··· Input for this task ···
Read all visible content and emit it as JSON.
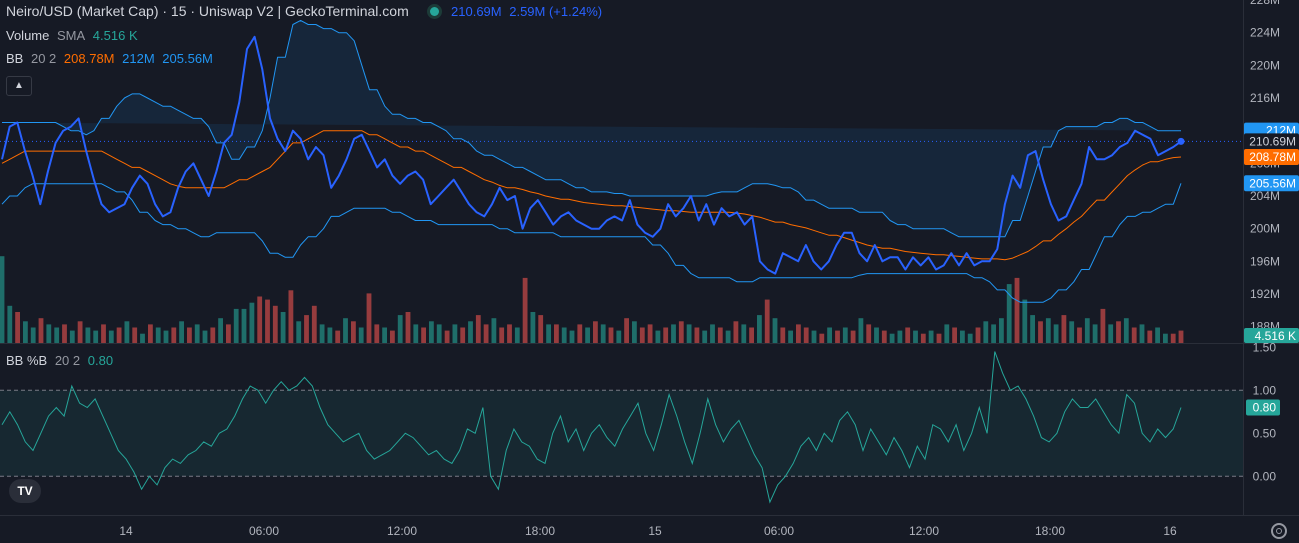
{
  "header": {
    "title": "Neiro/USD (Market Cap) · 15 · Uniswap V2 | GeckoTerminal.com",
    "price": "210.69M",
    "change": "2.59M (+1.24%)",
    "volume_label": "Volume",
    "volume_sma": "SMA",
    "volume_value": "4.516 K",
    "bb_label": "BB",
    "bb_params": "20 2",
    "bb_basis": "208.78M",
    "bb_upper": "212M",
    "bb_lower": "205.56M",
    "bbp_label": "BB %B",
    "bbp_params": "20 2",
    "bbp_value": "0.80",
    "collapse_icon": "chevron-up-icon"
  },
  "colors": {
    "background": "#161a25",
    "price_line": "#2962ff",
    "bands": "#2196f3",
    "basis": "#ff6d00",
    "vol_up": "#26a69a",
    "vol_down": "#ef5350",
    "bbp_line": "#26a69a",
    "bbp_fill": "#1b3a36"
  },
  "chart_data": [
    {
      "type": "line",
      "series": [
        {
          "name": "Price",
          "values": [
            208.5,
            212.5,
            213,
            209.5,
            206.5,
            203,
            207,
            210.5,
            212,
            212.5,
            213.5,
            209.5,
            206,
            203,
            202,
            202.5,
            203,
            205,
            206.5,
            205.5,
            203,
            201.5,
            202,
            205,
            207,
            208,
            206,
            204,
            207,
            210.5,
            211.5,
            215.5,
            222,
            223.5,
            219.5,
            213.5,
            211,
            209.5,
            212,
            211,
            208.5,
            210,
            209,
            205,
            206.5,
            208.5,
            211,
            211.5,
            209.5,
            207.5,
            208.5,
            206.5,
            205.5,
            206.5,
            207,
            206,
            203,
            204,
            205,
            206,
            204.5,
            203,
            202,
            201.5,
            203,
            205,
            203.5,
            204,
            200,
            202.5,
            203.5,
            202,
            200.5,
            201.5,
            202,
            201,
            200.5,
            200,
            200,
            201,
            201.5,
            201,
            203.5,
            200.5,
            199.5,
            199,
            200,
            203,
            201.5,
            202.5,
            204,
            201,
            203,
            200.5,
            202.5,
            201.5,
            202,
            200.5,
            201.5,
            196,
            195,
            194.5,
            197,
            196.5,
            196,
            198,
            196,
            195,
            196,
            198,
            199.5,
            199.5,
            197,
            196,
            198,
            196,
            196.5,
            196.5,
            195,
            196.5,
            195.5,
            196.5,
            195,
            195.5,
            197,
            195.5,
            197,
            195.5,
            196,
            196,
            197.5,
            203,
            206.5,
            205,
            209,
            209.5,
            206,
            203,
            201,
            201.5,
            203.5,
            205.5,
            210,
            208.5,
            208.5,
            209,
            210,
            210.5,
            212,
            211.5,
            211,
            209,
            209.5,
            210,
            210.69
          ]
        },
        {
          "name": "BB basis",
          "values": [
            208,
            208.5,
            209,
            209.5,
            209.5,
            209.5,
            209.5,
            209.5,
            209.5,
            209.5,
            209.5,
            209.5,
            209,
            208.5,
            208,
            207.5,
            207,
            206.5,
            206,
            205.5,
            205.2,
            205,
            205,
            205,
            205,
            205,
            205.5,
            206,
            206.5,
            207,
            207.5,
            208.5,
            209.5,
            210.5,
            211,
            211.5,
            212,
            212,
            212,
            212,
            212,
            211.5,
            211.5,
            211,
            210.5,
            210,
            209.5,
            209.5,
            209,
            208.5,
            208,
            207.5,
            207,
            206.5,
            206,
            205.7,
            205.3,
            205,
            204.8,
            204.5,
            204.3,
            204,
            203.8,
            203.6,
            203.4,
            203.2,
            203.1,
            203,
            202.9,
            202.8,
            202.7,
            202.6,
            202.5,
            202.4,
            202.3,
            202.2,
            202.1,
            202,
            202,
            202,
            202,
            202,
            201.9,
            201.8,
            201.6,
            201.4,
            201.1,
            200.8,
            200.5,
            200.3,
            200.1,
            199.8,
            199.5,
            199.2,
            198.9,
            198.6,
            198.3,
            198,
            197.8,
            197.6,
            197.4,
            197.2,
            197.1,
            197,
            196.9,
            196.8,
            196.7,
            196.6,
            196.5,
            196.4,
            196.3,
            196.3,
            196.2,
            196.4,
            196.8,
            197.2,
            197.8,
            198.5,
            199.3,
            200,
            200.8,
            201.5,
            202.5,
            203.5,
            204.5,
            205.5,
            206.5,
            207.2,
            207.8,
            208.2,
            208.5,
            208.7,
            208.78
          ]
        },
        {
          "name": "BB upper",
          "values": [
            213,
            213,
            213,
            213,
            213,
            213,
            212.5,
            212,
            211.5,
            212,
            213.5,
            215,
            216,
            216.5,
            216,
            215.5,
            215,
            214.5,
            214,
            213.5,
            212.5,
            210.5,
            208.5,
            208.5,
            210,
            212,
            216,
            221,
            225,
            225.5,
            225,
            224.5,
            224.5,
            224,
            223,
            220,
            217,
            215,
            214,
            213.5,
            213.5,
            213,
            212.5,
            212,
            211,
            210.5,
            209.5,
            209,
            208.5,
            208,
            207.5,
            207,
            206.5,
            206,
            206,
            205.5,
            205,
            204.5,
            204.5,
            204.3,
            204.3,
            204,
            204,
            204,
            204,
            204,
            204,
            204,
            204,
            204.3,
            204.5,
            204.5,
            205,
            205.5,
            205.5,
            205.3,
            205,
            204.5,
            203.5,
            203,
            202.5,
            202.5,
            202.5,
            202,
            202,
            202,
            201,
            200.5,
            200,
            200,
            200,
            200,
            199.5,
            199,
            199,
            199,
            199,
            199,
            201,
            204,
            207,
            210,
            212,
            212.5,
            212.5,
            212.5,
            212.5,
            213,
            213.5,
            213.5,
            213,
            212.5,
            212,
            212,
            212
          ]
        },
        {
          "name": "BB lower",
          "values": [
            203,
            204,
            205,
            205.5,
            205.5,
            205.5,
            205.5,
            205.5,
            205.5,
            205,
            204.5,
            203.5,
            202,
            201,
            200.5,
            200,
            199.5,
            199,
            199.5,
            199.5,
            199.5,
            199.5,
            198.5,
            197,
            196.5,
            198,
            199,
            200,
            201.5,
            202,
            202.5,
            202.5,
            202.5,
            202,
            201.5,
            201,
            201,
            200.5,
            200.5,
            200.5,
            200.5,
            200.5,
            200,
            199.5,
            199.5,
            199.5,
            199.5,
            199,
            199,
            199,
            199,
            199,
            199,
            199,
            199,
            198,
            197,
            195.5,
            194.5,
            194,
            194,
            194,
            193.5,
            193.5,
            194,
            194,
            194,
            194,
            194,
            194,
            194,
            194,
            194.3,
            194.5,
            194.5,
            194.5,
            194.5,
            194.5,
            194.5,
            194.5,
            194.5,
            194.5,
            194,
            193.5,
            192.5,
            191.5,
            191,
            191,
            191.5,
            192.5,
            193.5,
            195,
            197,
            199,
            200.5,
            201.5,
            202,
            202.5,
            203,
            205.56
          ]
        }
      ],
      "ylim": [
        186,
        228
      ],
      "yticks": [
        "228M",
        "224M",
        "220M",
        "216M",
        "212M",
        "208M",
        "204M",
        "200M",
        "196M",
        "192M",
        "188M"
      ],
      "price_labels": [
        {
          "label": "212M",
          "value": 212,
          "color": "#2196f3"
        },
        {
          "label": "210.69M",
          "value": 210.69,
          "color": "#161a25",
          "text_color": "#d1d4dc"
        },
        {
          "label": "208.78M",
          "value": 208.78,
          "color": "#ff6d00"
        },
        {
          "label": "205.56M",
          "value": 205.56,
          "color": "#2196f3"
        }
      ]
    },
    {
      "type": "bar",
      "name": "Volume",
      "values": [
        2.8,
        1.2,
        1,
        0.7,
        0.5,
        0.8,
        0.6,
        0.5,
        0.6,
        0.4,
        0.7,
        0.5,
        0.4,
        0.6,
        0.4,
        0.5,
        0.7,
        0.5,
        0.3,
        0.6,
        0.5,
        0.4,
        0.5,
        0.7,
        0.5,
        0.6,
        0.4,
        0.5,
        0.8,
        0.6,
        1.1,
        1.1,
        1.3,
        1.5,
        1.4,
        1.2,
        1.0,
        1.7,
        0.7,
        0.9,
        1.2,
        0.6,
        0.5,
        0.4,
        0.8,
        0.7,
        0.5,
        1.6,
        0.6,
        0.5,
        0.4,
        0.9,
        1.0,
        0.6,
        0.5,
        0.7,
        0.6,
        0.4,
        0.6,
        0.5,
        0.7,
        0.9,
        0.6,
        0.8,
        0.5,
        0.6,
        0.5,
        2.1,
        1.0,
        0.9,
        0.6,
        0.6,
        0.5,
        0.4,
        0.6,
        0.5,
        0.7,
        0.6,
        0.5,
        0.4,
        0.8,
        0.7,
        0.5,
        0.6,
        0.4,
        0.5,
        0.6,
        0.7,
        0.6,
        0.5,
        0.4,
        0.6,
        0.5,
        0.4,
        0.7,
        0.6,
        0.5,
        0.9,
        1.4,
        0.8,
        0.5,
        0.4,
        0.6,
        0.5,
        0.4,
        0.3,
        0.5,
        0.4,
        0.5,
        0.4,
        0.8,
        0.6,
        0.5,
        0.4,
        0.3,
        0.4,
        0.5,
        0.4,
        0.3,
        0.4,
        0.3,
        0.6,
        0.5,
        0.4,
        0.3,
        0.5,
        0.7,
        0.6,
        0.8,
        1.9,
        2.1,
        1.4,
        0.9,
        0.7,
        0.8,
        0.6,
        0.9,
        0.7,
        0.5,
        0.8,
        0.6,
        1.1,
        0.6,
        0.7,
        0.8,
        0.5,
        0.6,
        0.4,
        0.5,
        0.3,
        0.3,
        0.4
      ],
      "up": [
        1,
        1,
        0,
        1,
        1,
        0,
        1,
        1,
        0,
        1,
        0,
        1,
        1,
        0,
        1,
        0,
        1,
        0,
        1,
        0,
        1,
        1,
        0,
        1,
        0,
        1,
        1,
        0,
        1,
        0,
        1,
        1,
        1,
        0,
        0,
        0,
        1,
        0,
        1,
        0,
        0,
        1,
        1,
        0,
        1,
        0,
        1,
        0,
        0,
        1,
        0,
        1,
        0,
        1,
        0,
        1,
        1,
        0,
        1,
        0,
        1,
        0,
        0,
        1,
        0,
        0,
        1,
        0,
        1,
        0,
        1,
        0,
        1,
        1,
        0,
        1,
        0,
        1,
        0,
        1,
        0,
        1,
        0,
        0,
        1,
        0,
        1,
        0,
        1,
        0,
        1,
        1,
        0,
        1,
        0,
        1,
        0,
        1,
        0,
        1,
        0,
        1,
        0,
        0,
        1,
        0,
        1,
        0,
        1,
        0,
        1,
        0,
        1,
        0,
        1,
        1,
        0,
        1,
        0,
        1,
        0,
        1,
        0,
        1,
        1,
        0,
        1,
        1,
        1,
        1,
        0,
        1,
        1,
        0,
        1,
        1,
        0,
        1,
        0,
        1,
        1,
        0,
        1,
        0,
        1,
        0,
        1,
        0,
        1,
        1
      ]
    },
    {
      "type": "line",
      "name": "BB %B",
      "values": [
        0.6,
        0.75,
        0.6,
        0.4,
        0.3,
        0.5,
        0.7,
        0.8,
        0.7,
        1.05,
        0.85,
        0.8,
        0.9,
        0.7,
        0.5,
        0.3,
        0.2,
        0.05,
        -0.15,
        0.0,
        -0.1,
        0.1,
        0.2,
        0.15,
        0.25,
        0.3,
        0.4,
        0.35,
        0.5,
        0.55,
        0.7,
        0.9,
        1.05,
        1.0,
        0.85,
        1.0,
        1.1,
        1.0,
        1.05,
        1.15,
        1.05,
        0.8,
        0.6,
        0.5,
        0.4,
        0.45,
        0.5,
        0.3,
        0.2,
        0.25,
        0.3,
        0.4,
        0.5,
        0.45,
        0.35,
        0.25,
        0.3,
        0.2,
        0.15,
        0.3,
        0.55,
        0.5,
        0.8,
        0.0,
        -0.15,
        0.3,
        0.55,
        0.4,
        0.35,
        0.2,
        0.15,
        0.5,
        0.7,
        0.4,
        0.55,
        0.3,
        0.5,
        0.6,
        0.45,
        0.35,
        0.55,
        0.7,
        0.85,
        0.5,
        0.3,
        0.6,
        0.95,
        0.7,
        0.4,
        0.15,
        0.5,
        0.9,
        0.6,
        0.4,
        0.55,
        0.65,
        0.45,
        0.25,
        0.1,
        -0.3,
        -0.1,
        0.0,
        0.15,
        0.35,
        0.45,
        0.3,
        0.5,
        0.4,
        0.65,
        0.75,
        0.6,
        0.3,
        0.55,
        0.4,
        0.25,
        0.45,
        0.3,
        0.1,
        0.35,
        0.2,
        0.6,
        0.55,
        0.4,
        0.6,
        0.3,
        0.5,
        0.8,
        0.5,
        1.45,
        1.2,
        1.0,
        1.05,
        0.9,
        0.7,
        0.45,
        0.4,
        0.5,
        0.75,
        0.9,
        0.8,
        0.8,
        0.9,
        0.75,
        0.6,
        0.5,
        0.95,
        0.85,
        0.5,
        0.4,
        0.55,
        0.45,
        0.55,
        0.8
      ],
      "ylim": [
        -0.45,
        1.55
      ],
      "yticks": [
        "1.50",
        "1.00",
        "0.50",
        "0.00"
      ],
      "reference_lines": [
        1.0,
        0.0
      ]
    }
  ],
  "x_axis": {
    "ticks": [
      "14",
      "06:00",
      "12:00",
      "18:00",
      "15",
      "06:00",
      "12:00",
      "18:00",
      "16"
    ],
    "tick_index": [
      8,
      34,
      58,
      82,
      107,
      132,
      157,
      180,
      200
    ]
  },
  "icons": {
    "logo": "tradingview-logo-icon",
    "settings": "gear-icon"
  },
  "logo_text": "TV"
}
···
» **Exercise task**
In the entries above, find every line with the word "name" and list it.

» **Result of this task**
          "name": "Price",
          "name": "BB basis",
          "name": "BB upper",
          "name": "BB lower",
      "name": "Volume",
      "name": "BB %B",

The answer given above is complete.